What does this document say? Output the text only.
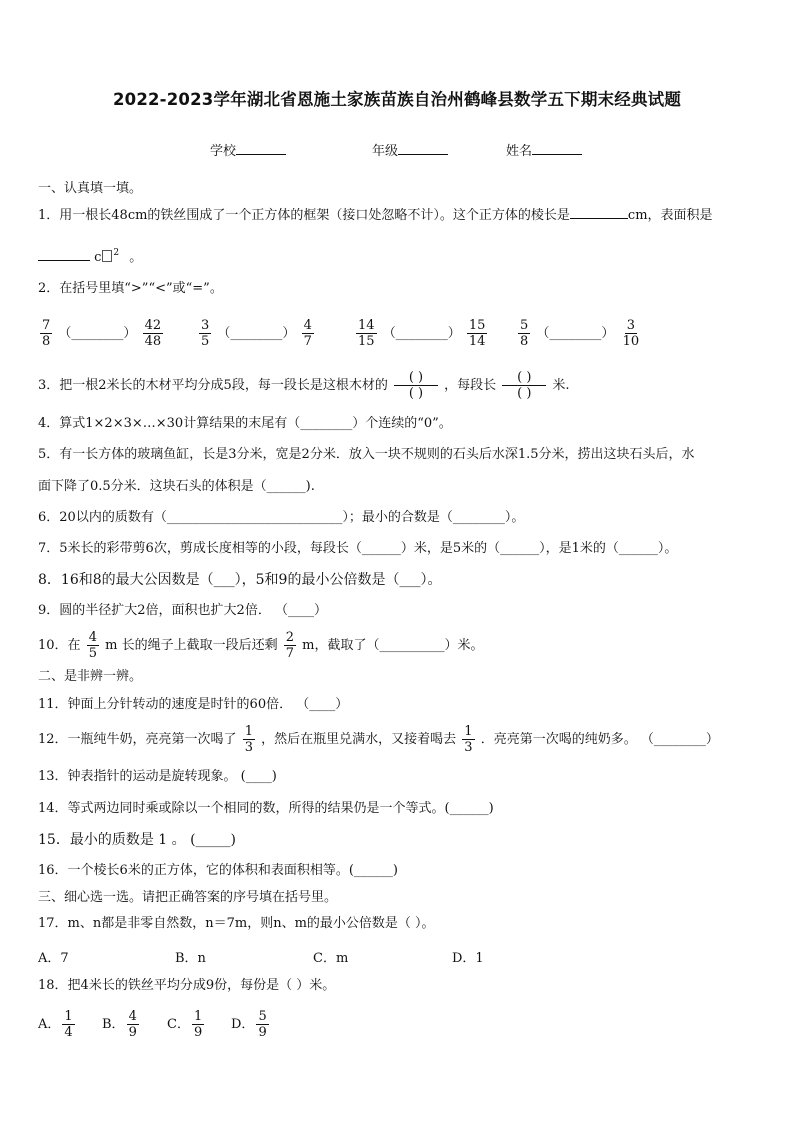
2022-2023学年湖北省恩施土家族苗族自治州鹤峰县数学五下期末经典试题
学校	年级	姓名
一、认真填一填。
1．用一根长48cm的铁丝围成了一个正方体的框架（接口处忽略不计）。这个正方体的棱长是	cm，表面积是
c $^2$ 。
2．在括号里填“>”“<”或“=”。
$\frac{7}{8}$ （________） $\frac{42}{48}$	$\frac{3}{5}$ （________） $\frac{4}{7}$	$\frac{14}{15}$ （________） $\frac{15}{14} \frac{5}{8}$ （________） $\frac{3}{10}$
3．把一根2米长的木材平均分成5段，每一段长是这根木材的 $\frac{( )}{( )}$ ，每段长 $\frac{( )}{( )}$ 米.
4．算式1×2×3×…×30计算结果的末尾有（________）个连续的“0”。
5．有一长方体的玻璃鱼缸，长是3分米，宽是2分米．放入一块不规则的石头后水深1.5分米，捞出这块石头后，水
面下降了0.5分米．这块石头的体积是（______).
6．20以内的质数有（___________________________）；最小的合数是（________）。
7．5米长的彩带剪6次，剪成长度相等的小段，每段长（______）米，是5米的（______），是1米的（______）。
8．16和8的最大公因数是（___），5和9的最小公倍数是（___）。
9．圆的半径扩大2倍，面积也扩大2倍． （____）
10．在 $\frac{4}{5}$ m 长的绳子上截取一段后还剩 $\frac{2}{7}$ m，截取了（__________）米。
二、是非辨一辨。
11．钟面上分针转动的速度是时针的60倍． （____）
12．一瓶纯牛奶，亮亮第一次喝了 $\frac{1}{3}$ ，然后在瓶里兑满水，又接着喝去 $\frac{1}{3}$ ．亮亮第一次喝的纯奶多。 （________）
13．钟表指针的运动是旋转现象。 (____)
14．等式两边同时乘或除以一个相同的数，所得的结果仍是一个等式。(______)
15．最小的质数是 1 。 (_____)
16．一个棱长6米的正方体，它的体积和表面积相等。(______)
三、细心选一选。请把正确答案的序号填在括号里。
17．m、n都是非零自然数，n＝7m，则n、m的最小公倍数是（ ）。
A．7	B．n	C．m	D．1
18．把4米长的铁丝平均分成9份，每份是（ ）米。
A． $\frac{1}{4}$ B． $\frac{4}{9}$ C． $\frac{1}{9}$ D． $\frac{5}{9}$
==
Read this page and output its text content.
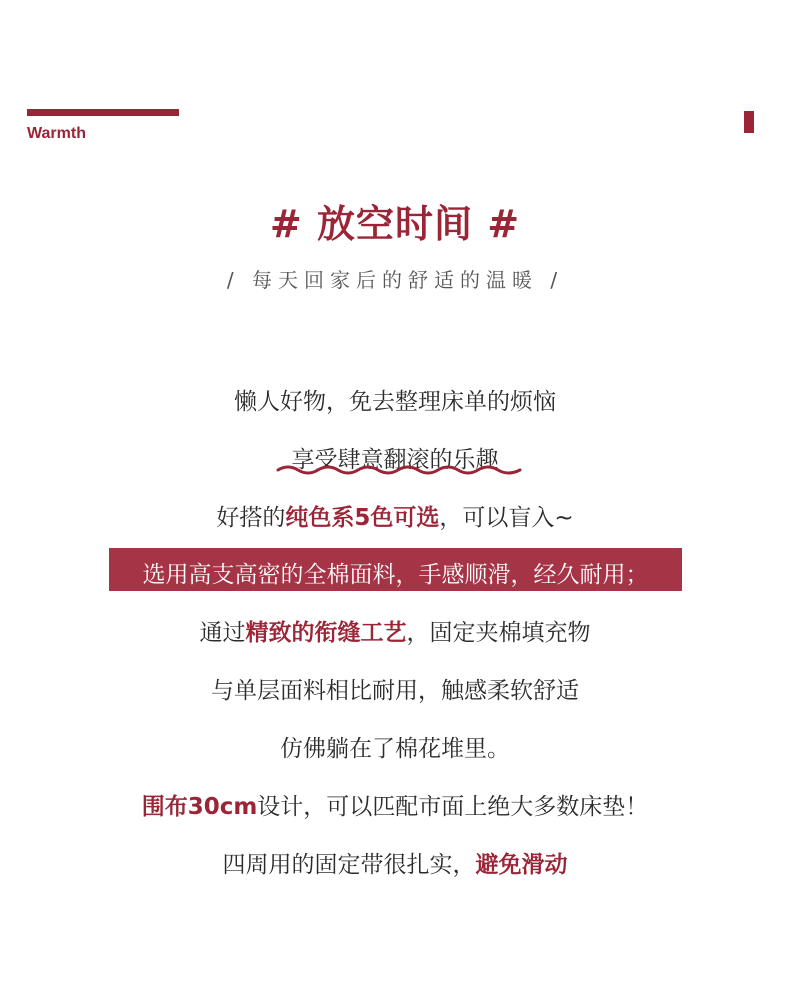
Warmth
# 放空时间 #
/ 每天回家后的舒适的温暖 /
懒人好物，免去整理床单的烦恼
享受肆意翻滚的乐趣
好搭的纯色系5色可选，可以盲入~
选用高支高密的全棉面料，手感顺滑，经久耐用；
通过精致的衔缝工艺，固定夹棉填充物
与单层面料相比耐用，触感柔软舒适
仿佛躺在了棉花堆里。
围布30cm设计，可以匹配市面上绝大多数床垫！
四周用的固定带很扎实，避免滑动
---
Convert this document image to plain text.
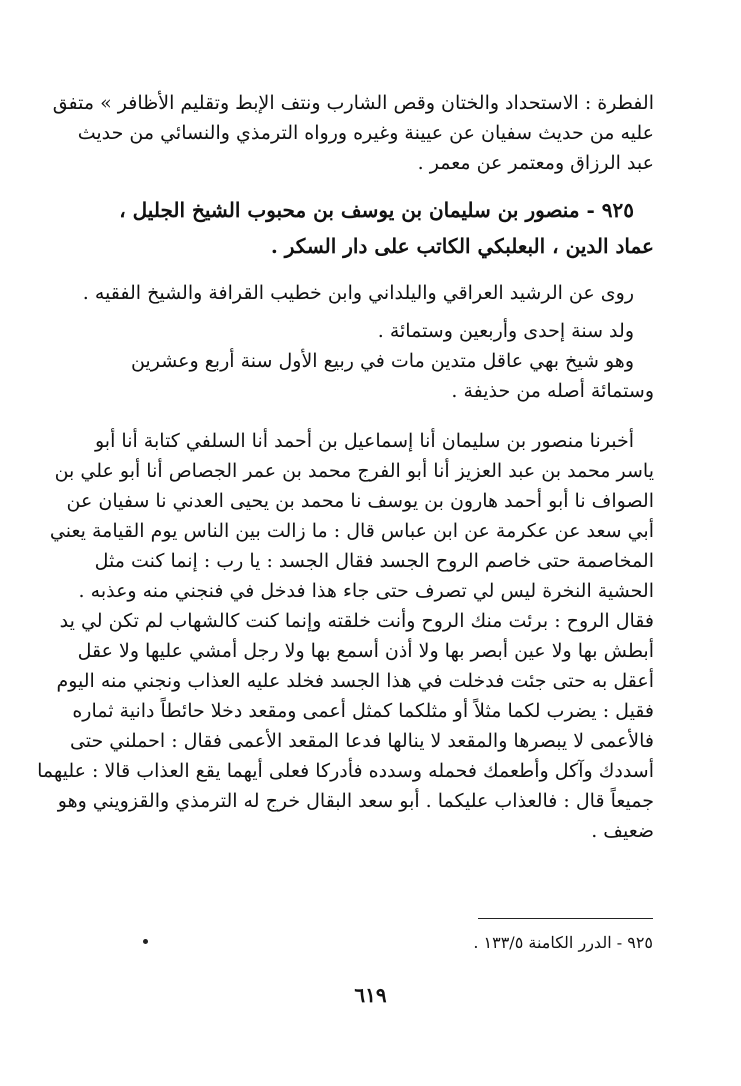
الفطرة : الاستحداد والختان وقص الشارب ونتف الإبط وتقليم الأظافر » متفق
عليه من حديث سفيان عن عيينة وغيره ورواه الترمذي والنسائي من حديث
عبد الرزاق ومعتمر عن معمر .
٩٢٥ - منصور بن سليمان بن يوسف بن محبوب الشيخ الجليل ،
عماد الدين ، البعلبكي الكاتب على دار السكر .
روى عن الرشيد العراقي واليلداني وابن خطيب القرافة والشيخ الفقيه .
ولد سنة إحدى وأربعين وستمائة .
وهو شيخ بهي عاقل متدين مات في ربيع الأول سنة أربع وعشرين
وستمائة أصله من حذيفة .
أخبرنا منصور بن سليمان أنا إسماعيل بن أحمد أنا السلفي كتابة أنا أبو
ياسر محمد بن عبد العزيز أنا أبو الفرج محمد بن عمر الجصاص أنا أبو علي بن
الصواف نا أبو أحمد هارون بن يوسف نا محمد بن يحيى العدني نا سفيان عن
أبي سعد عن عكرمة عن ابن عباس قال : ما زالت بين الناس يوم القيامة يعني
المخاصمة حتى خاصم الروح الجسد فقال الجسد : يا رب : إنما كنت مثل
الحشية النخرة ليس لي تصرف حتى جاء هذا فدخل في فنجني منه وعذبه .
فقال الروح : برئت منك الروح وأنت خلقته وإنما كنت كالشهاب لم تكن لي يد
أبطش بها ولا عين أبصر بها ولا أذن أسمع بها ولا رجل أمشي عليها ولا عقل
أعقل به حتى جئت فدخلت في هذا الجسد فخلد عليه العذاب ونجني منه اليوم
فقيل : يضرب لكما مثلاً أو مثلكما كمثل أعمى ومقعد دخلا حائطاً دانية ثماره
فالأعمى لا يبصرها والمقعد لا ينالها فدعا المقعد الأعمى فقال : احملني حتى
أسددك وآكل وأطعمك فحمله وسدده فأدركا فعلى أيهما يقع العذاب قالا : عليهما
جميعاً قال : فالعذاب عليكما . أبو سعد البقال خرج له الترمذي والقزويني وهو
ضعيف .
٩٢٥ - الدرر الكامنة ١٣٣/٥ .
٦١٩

▶ _Problem description_:
Pull out all lines from the entries above in which the word "وستمائة" appears.

▶ _Result_:
ولد سنة إحدى وأربعين وستمائة .
وستمائة أصله من حذيفة .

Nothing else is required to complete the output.